**Objective:** Reproduce each line exactly. Skip none.

***

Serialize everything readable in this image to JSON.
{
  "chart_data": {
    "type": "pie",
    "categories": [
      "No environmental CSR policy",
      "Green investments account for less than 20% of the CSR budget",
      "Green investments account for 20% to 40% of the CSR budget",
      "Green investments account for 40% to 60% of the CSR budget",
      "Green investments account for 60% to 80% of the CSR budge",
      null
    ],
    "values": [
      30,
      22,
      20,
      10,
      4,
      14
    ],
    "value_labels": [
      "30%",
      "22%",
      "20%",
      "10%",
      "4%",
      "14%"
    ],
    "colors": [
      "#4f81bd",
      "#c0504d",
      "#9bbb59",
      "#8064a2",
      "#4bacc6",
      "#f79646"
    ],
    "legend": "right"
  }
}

***

**Task response:**
Serialize everything readable in this image to JSON.
{
  "chart_data": {
    "type": "pie",
    "categories": [
      "No environmental CSR policy",
      "Green investments account for less than 20% of the CSR budget",
      "Green investments account for 20% to 40% of the CSR budget",
      "Green investments account for 40% to 60% of the CSR budget",
      "Green investments account for 60% to 80% of the CSR budge",
      null
    ],
    "values": [
      30,
      22,
      20,
      10,
      4,
      14
    ],
    "value_labels": [
      "30%",
      "22%",
      "20%",
      "10%",
      "4%",
      "14%"
    ],
    "colors": [
      "#4f81bd",
      "#c0504d",
      "#9bbb59",
      "#8064a2",
      "#4bacc6",
      "#f79646"
    ],
    "legend": "right"
  }
}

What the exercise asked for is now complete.